● **COMPLETE THE FOLLOWING**:
[1] List every username that appears in the forum thread about getting a husband to help around the house, including names shown only in a quoted post, and give each name once.
[2] Extend the forum thread about getting a husband to help around the house, picking up right after its final sentence.

In dealing with dogs that have problems getting along with others, there is a program called NOTHING IN LIFE IS FREE. The dog has to do something for the owner before the dog gets anything -- fed, a pat, played with, anything. 

You need to teach your lazy dog that same lesson.

Go on strike. You don't do for him unless he starts contributing to the upkeep of the family. You don't cook for him or wash his clothes. You don't clean up after him.

Stop acting like his maid.


----------



## MEM2020 (Aug 23, 2009)

You sound like a great - great wife and he is so lazy it is scary. Sorry to admit this but what works best for us - my wife just says to me "I need you to help me for the next couple hours ok" in a no nonsense but calm voice. I get up and say "what can I do" - she gives me a list and I do it. She is not complaining about what I didn't do, she is specifically telling me what to do. 




dobo said:


> In dealing with dogs that have problems getting along with others, there is a program called NOTHING IN LIFE IS FREE. The dog has to do something for the owner before the dog gets anything -- fed, a pat, played with, anything.
> 
> You need to teach your lazy dog that same lesson.
> 
> ...


----------



## chuckf75 (Sep 6, 2009)

Alt least you are talking, keep that up. I know women and know most of you need the relationship to be running smooth and both helping each to enjoy "giving us some". He better learn this soon!


----------



## laughsalot (Sep 29, 2009)

Thank you all for your help. I have tried the being on strike routine before. I didn't want to have to be a b*tch again. So I kept talking to him. He knew I had been upset for the past few days and wanted to know why. So we talked yesterday afternoon on his way home from work. I was calm and he was calm. I explained how I felt and he did too. He says he needs a to do list. I have chore charts for the kids and now he wants one too. I gave him a list of stuff he could do when he got home. I got home and it was all done and more. I totally get that men and women are opposites. Men just don't think the way we do and no matter how much I want him to read my mind it is not going to happen. I need to open my mouth more and tell him what I want instead of expecting him to know. We talked about the foreplay too. I explained that what he thought was foreplay was not what I thought it was. I told him what I wanted and what I needed. When we "washed dishes" last night I got everything that I wanted. It probably sounds like I am being a push over. I love my husband. If a simple list for chores and telling him what I actually want in bed will fix my problem then I am fine with it.


----------



## MEM2020 (Aug 23, 2009)

I know this is lame - but. 

Even with his list - you are going to have a choice some nights. You can watch him goof off - and wait until you are angry and smack him for - goofing off. You will be right. BUT, right does not equal happy. 

OR you can say. Hey stud - I know you are tired - I just need you to do these "X ,, Y" things tonight - kind of well now would be good (delivered with a smile), cause I am buried now. It really is not nagging to say please help me now. It IS nagging to say "Why haven't you helped me much tonight - after the fact"

● **GIVEN DATA**:
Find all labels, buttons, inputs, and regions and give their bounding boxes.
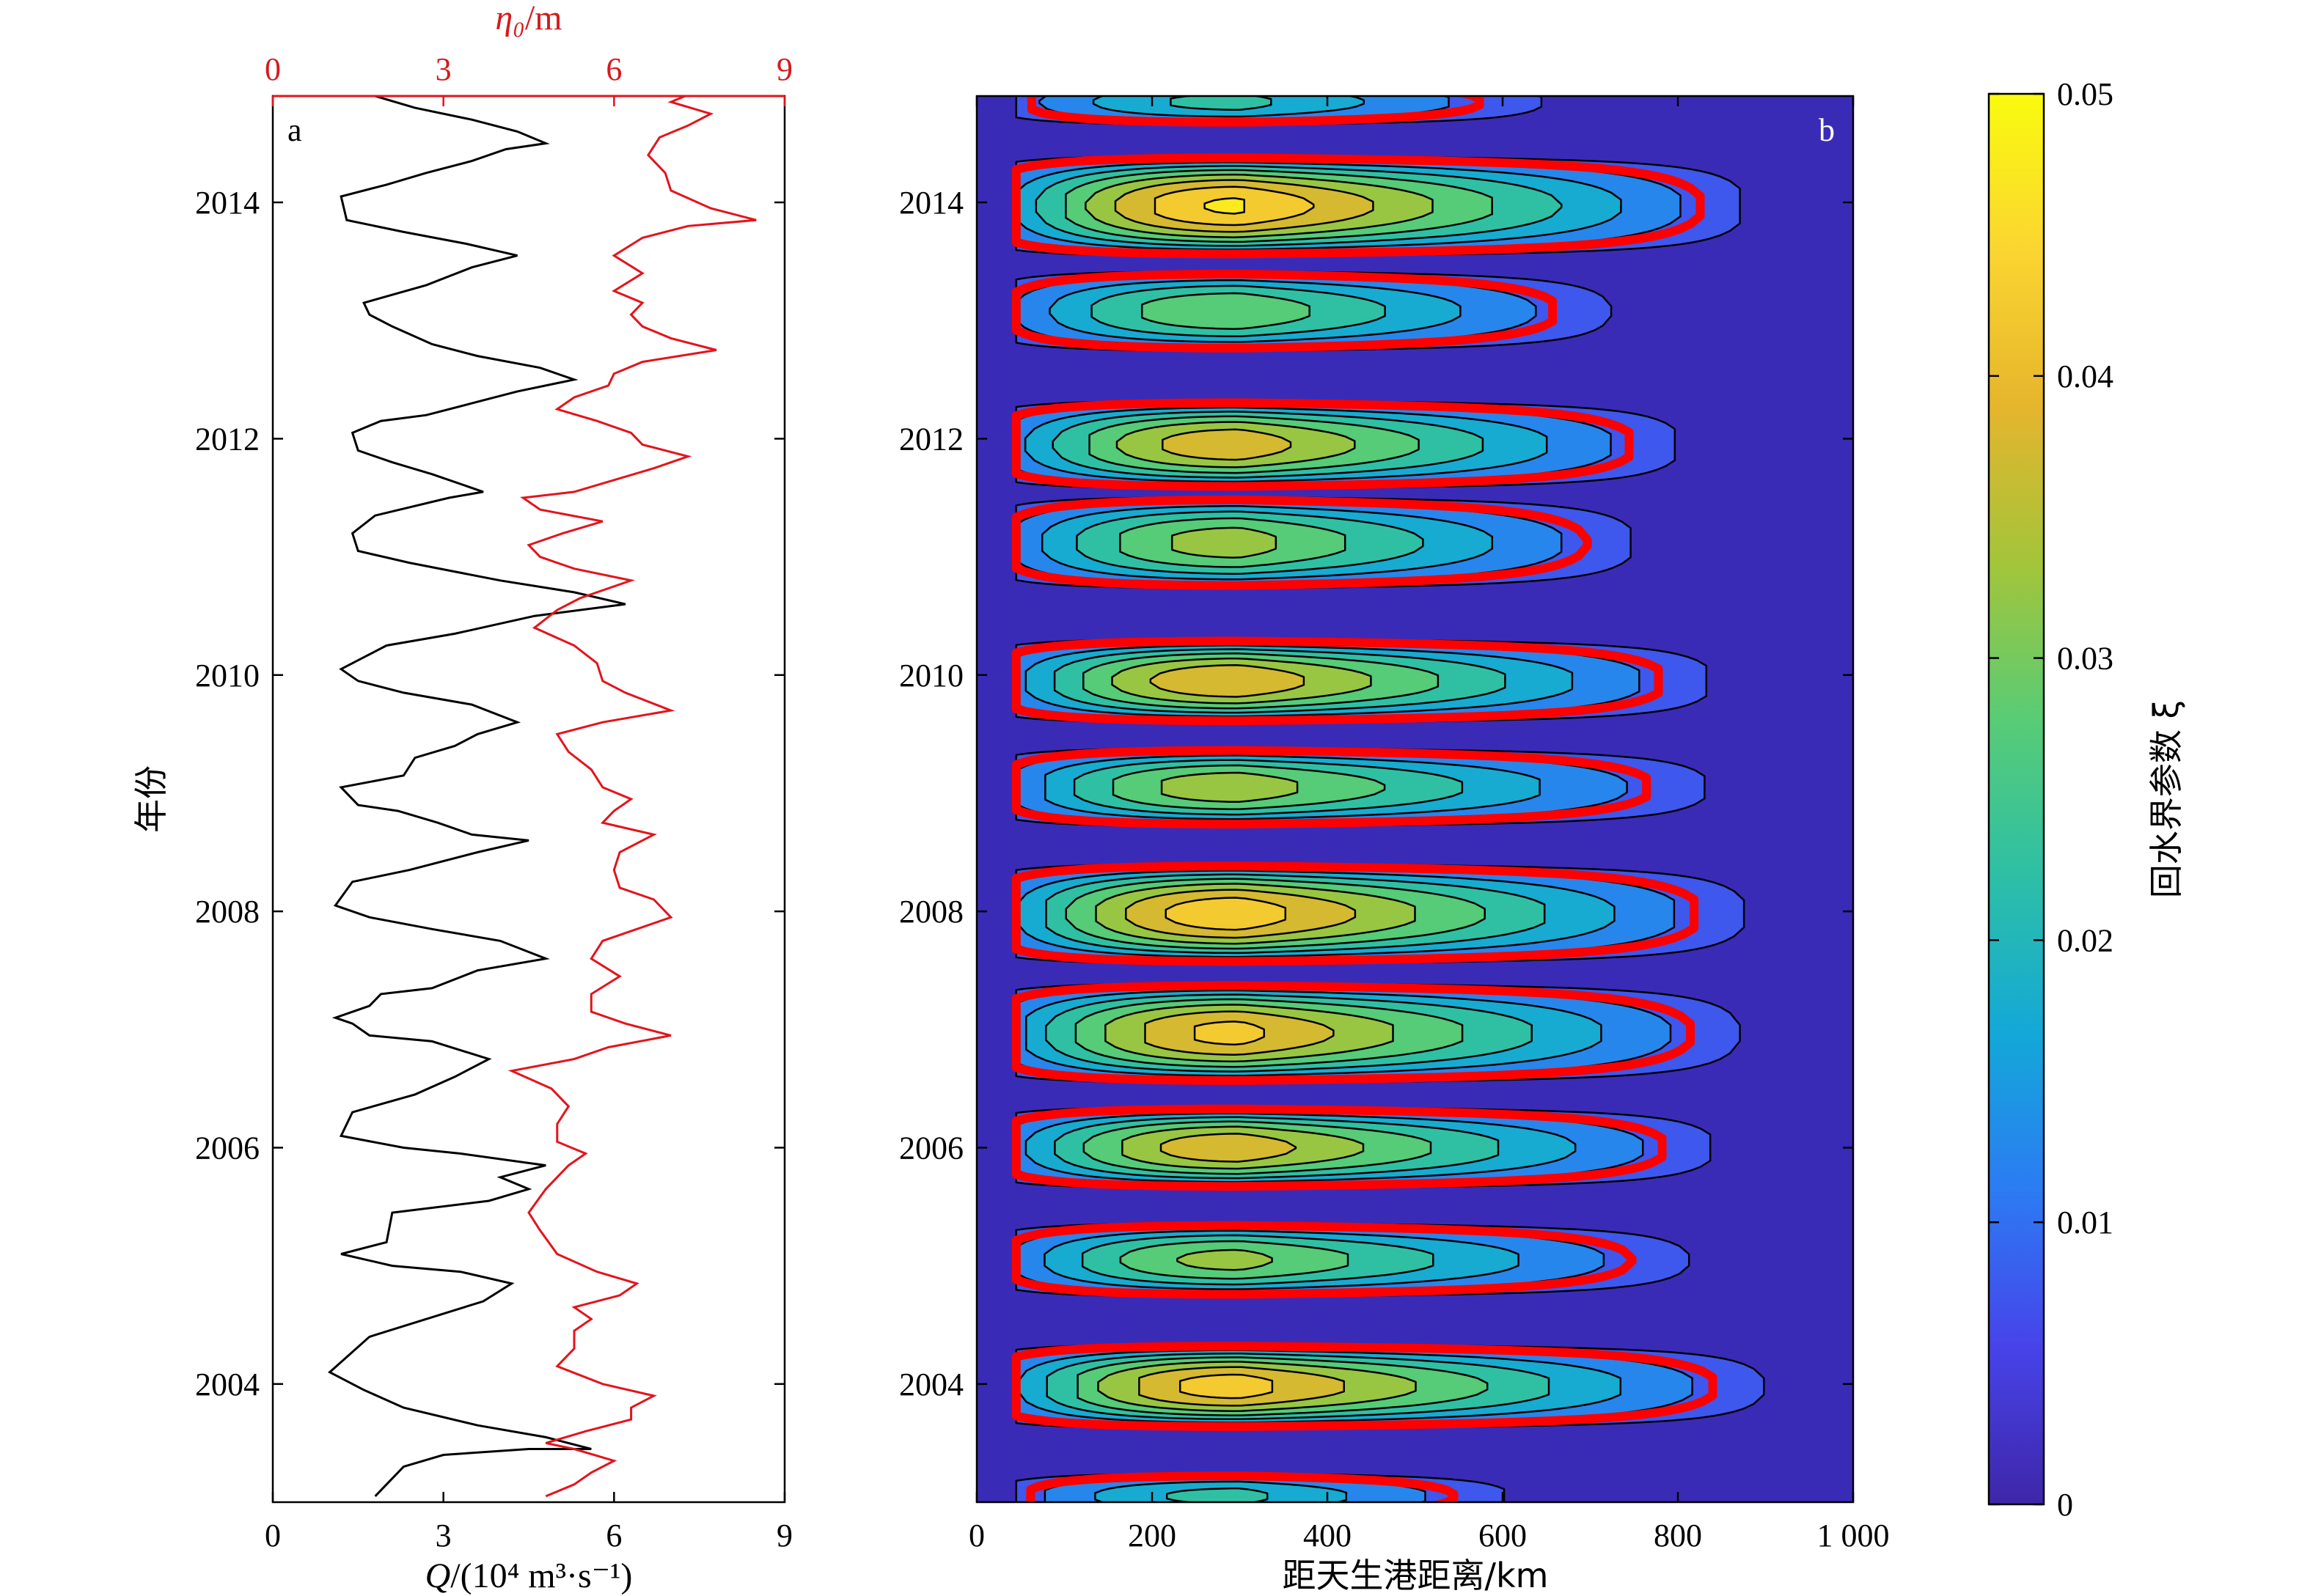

● **TASK ANSWERS**:
[1] dobo, MEM2020, chuckf75, laughsalot

[2]
laughsalot said:


> Thank you all for your help. I have tried the being on strike routine before. I didn't want to have to be a b*tch again. So I kept talking to him. He knew I had been upset for the past few days and wanted to know why. So we talked yesterday afternoon on his way home from work. I was calm and he was calm. I explained how I felt and he did too. He says he needs a to do list. I have chore charts for the kids and now he wants one too. I gave him a list of stuff he could do when he got home. I got home and it was all done and more. I totally get that men and women are opposites. Men just don't think the way we do and no matter how much I want him to read my mind it is not going to happen. I need to open my mouth more and tell him what I want instead of expecting him to know. We talked about the foreplay too. I explained that what he thought was foreplay was not what I thought it was. I told him what I wanted and what I needed. When we "washed dishes" last night I got everything that I wanted. It probably sounds like I am being a push over. I love my husband. If a simple list for chores and telling him what I actually want in bed will fix my problem then I am fine with it.


----------



## laughsalot (Sep 29, 2009)

I like that. I will use the stud line. I really don't want to be a nag and I want to be happy.



MEM11363 said:


> I know this is lame - but.
> 
> Even with his list - you are going to have a choice some nights. You can watch him goof off - and wait until you are angry and smack him for - goofing off. You will be right. BUT, right does not equal happy.
> 
> OR you can say. Hey stud - I know you are tired - I just need you to do these "X ,, Y" things tonight - kind of well now would be good (delivered with a smile), cause I am buried now. It really is not nagging to say please help me now. It IS nagging to say "Why haven't you helped me much tonight - after the fact"


----------



## sjm1983 (Sep 18, 2009)

OK well here is a new perspective from my personal experience. 

I was being selfish and I have only recently tried to turn that around. I did much of the same things as your H however I didn't really complain if something wasn't done. 

I totally understand the "I want a list" attitude. My wife did not want to have to tell me what to do. She has enough of that garbage with the kids. She doesn't need another child that she needs to mother she needed a partner. Someone who could use his eyes and look around and help. 

I was in the mentality of "I'll scratch your back you scratch mine" which to me is a lot like that article that you printed out for him. For some this may work and if it does great but I think that it can also backfire. Sex should not be a reward like a doggy treat to get some help around the house in my opinion. My reason for saying this is from personal experience. My wife once told me that maybe she would want to "help" me out in the bedroom if I helped her out with stuff too. I took this to mean "when I want sex I should do the dishes". The problem is marriage should not be tit for tat. I would do the dishes and then expect a return that night. When it didn't happen I would be apathetic to want to do the dishes again. Every time I did them and got a heartfelt thank you was not enough. I always had this expectation like I "paid for" something. 

Maybe if I had looked at it as an investment and not an immediate return I wouldn't have been like that but when you try something and you aren't getting the results that you wanted you just stop trying. 

I have found recently that doing the things and seeing the weight lifted off of my wife is better than sexual favors. It shows her that I respect her as a person and a wife and that I want to be her partner not her child. I hope that over time she sees this and feels the love for me but if not that will still be okay with me, because I feel good for doing it.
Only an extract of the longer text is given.